GOAL
Below is a listing; reproduce each line of it exactly.

(Stored items from a collection)
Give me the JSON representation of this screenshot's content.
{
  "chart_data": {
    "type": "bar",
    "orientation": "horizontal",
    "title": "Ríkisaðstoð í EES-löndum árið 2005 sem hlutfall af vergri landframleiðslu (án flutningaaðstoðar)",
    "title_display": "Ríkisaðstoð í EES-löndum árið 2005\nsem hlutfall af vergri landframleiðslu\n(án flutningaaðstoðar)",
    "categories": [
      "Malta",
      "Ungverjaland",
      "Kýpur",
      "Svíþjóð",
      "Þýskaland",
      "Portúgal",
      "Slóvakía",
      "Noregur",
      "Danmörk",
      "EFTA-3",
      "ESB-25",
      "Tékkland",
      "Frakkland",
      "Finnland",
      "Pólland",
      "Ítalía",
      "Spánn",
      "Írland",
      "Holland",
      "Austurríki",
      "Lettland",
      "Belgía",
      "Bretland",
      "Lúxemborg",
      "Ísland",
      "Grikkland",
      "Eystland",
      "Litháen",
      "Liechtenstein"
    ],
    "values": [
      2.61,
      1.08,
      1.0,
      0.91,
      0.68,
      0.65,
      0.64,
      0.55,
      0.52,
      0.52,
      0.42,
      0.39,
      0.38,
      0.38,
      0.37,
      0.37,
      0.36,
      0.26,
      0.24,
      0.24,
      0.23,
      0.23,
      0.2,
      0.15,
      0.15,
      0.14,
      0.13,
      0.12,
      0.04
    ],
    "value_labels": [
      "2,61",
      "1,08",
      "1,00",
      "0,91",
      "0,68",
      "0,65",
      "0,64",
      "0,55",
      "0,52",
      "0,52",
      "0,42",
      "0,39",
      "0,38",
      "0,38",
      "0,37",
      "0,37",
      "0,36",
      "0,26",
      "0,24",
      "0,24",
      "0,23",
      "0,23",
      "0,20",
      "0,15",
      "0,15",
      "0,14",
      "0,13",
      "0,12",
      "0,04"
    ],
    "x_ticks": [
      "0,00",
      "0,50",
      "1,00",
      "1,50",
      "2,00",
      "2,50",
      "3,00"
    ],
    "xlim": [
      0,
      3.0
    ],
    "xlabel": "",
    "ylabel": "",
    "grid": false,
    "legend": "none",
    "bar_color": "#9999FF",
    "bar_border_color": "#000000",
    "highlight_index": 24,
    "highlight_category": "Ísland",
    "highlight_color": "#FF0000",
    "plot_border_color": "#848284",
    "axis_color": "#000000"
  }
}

WRITTEN SOLUTION
Give me the JSON representation of this screenshot's content.
{
  "chart_data": {
    "type": "bar",
    "orientation": "horizontal",
    "title": "Ríkisaðstoð í EES-löndum árið 2005 sem hlutfall af vergri landframleiðslu (án flutningaaðstoðar)",
    "title_display": "Ríkisaðstoð í EES-löndum árið 2005\nsem hlutfall af vergri landframleiðslu\n(án flutningaaðstoðar)",
    "categories": [
      "Malta",
      "Ungverjaland",
      "Kýpur",
      "Svíþjóð",
      "Þýskaland",
      "Portúgal",
      "Slóvakía",
      "Noregur",
      "Danmörk",
      "EFTA-3",
      "ESB-25",
      "Tékkland",
      "Frakkland",
      "Finnland",
      "Pólland",
      "Ítalía",
      "Spánn",
      "Írland",
      "Holland",
      "Austurríki",
      "Lettland",
      "Belgía",
      "Bretland",
      "Lúxemborg",
      "Ísland",
      "Grikkland",
      "Eystland",
      "Litháen",
      "Liechtenstein"
    ],
    "values": [
      2.61,
      1.08,
      1.0,
      0.91,
      0.68,
      0.65,
      0.64,
      0.55,
      0.52,
      0.52,
      0.42,
      0.39,
      0.38,
      0.38,
      0.37,
      0.37,
      0.36,
      0.26,
      0.24,
      0.24,
      0.23,
      0.23,
      0.2,
      0.15,
      0.15,
      0.14,
      0.13,
      0.12,
      0.04
    ],
    "value_labels": [
      "2,61",
      "1,08",
      "1,00",
      "0,91",
      "0,68",
      "0,65",
      "0,64",
      "0,55",
      "0,52",
      "0,52",
      "0,42",
      "0,39",
      "0,38",
      "0,38",
      "0,37",
      "0,37",
      "0,36",
      "0,26",
      "0,24",
      "0,24",
      "0,23",
      "0,23",
      "0,20",
      "0,15",
      "0,15",
      "0,14",
      "0,13",
      "0,12",
      "0,04"
    ],
    "x_ticks": [
      "0,00",
      "0,50",
      "1,00",
      "1,50",
      "2,00",
      "2,50",
      "3,00"
    ],
    "xlim": [
      0,
      3.0
    ],
    "xlabel": "",
    "ylabel": "",
    "grid": false,
    "legend": "none",
    "bar_color": "#9999FF",
    "bar_border_color": "#000000",
    "highlight_index": 24,
    "highlight_category": "Ísland",
    "highlight_color": "#FF0000",
    "plot_border_color": "#848284",
    "axis_color": "#000000"
  }
}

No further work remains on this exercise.